(Page transcription records)
····················
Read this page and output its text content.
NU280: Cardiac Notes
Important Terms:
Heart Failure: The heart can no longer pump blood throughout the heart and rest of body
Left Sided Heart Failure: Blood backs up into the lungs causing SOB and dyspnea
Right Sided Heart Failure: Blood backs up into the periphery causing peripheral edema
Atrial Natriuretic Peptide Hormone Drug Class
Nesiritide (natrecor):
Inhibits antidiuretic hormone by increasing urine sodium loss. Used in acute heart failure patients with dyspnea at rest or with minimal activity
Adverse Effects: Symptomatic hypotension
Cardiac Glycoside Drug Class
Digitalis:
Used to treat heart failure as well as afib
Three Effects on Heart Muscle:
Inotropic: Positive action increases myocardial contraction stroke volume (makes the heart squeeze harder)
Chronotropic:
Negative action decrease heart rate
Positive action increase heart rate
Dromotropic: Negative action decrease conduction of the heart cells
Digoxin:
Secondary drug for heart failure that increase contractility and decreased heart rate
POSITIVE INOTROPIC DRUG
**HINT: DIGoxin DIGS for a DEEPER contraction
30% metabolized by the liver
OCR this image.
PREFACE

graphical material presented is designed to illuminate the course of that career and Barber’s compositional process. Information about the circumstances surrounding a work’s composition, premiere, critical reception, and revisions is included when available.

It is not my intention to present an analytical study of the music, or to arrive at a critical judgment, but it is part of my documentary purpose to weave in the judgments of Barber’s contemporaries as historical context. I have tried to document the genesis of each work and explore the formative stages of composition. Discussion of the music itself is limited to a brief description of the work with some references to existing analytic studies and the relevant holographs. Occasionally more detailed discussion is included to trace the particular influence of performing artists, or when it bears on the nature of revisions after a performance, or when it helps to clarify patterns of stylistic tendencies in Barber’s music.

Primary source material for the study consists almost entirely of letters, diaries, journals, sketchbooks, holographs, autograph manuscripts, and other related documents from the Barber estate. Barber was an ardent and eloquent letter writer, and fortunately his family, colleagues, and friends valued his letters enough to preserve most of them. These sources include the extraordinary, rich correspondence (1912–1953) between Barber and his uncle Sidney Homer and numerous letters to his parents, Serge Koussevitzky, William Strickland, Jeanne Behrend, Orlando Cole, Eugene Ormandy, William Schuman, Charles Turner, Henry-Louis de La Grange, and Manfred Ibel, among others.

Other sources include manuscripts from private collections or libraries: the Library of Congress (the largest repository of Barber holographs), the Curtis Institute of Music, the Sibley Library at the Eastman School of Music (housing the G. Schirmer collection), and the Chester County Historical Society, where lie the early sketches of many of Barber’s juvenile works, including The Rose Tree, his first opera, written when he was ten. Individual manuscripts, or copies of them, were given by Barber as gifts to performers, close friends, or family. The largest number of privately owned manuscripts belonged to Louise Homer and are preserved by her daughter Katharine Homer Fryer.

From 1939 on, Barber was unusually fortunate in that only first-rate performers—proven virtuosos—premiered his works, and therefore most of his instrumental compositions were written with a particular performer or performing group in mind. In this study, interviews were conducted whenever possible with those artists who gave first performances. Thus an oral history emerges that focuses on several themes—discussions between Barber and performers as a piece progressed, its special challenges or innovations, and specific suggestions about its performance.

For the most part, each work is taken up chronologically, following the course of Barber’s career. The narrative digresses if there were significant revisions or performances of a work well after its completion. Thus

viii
····················
§ WORK TO COMPLETE
Please find the lines in the data that contain the word "Class" and copy them.

§ TASK OUTPUT
Atrial Natriuretic Peptide Hormone Drug Class
Cardiac Glycoside Drug Class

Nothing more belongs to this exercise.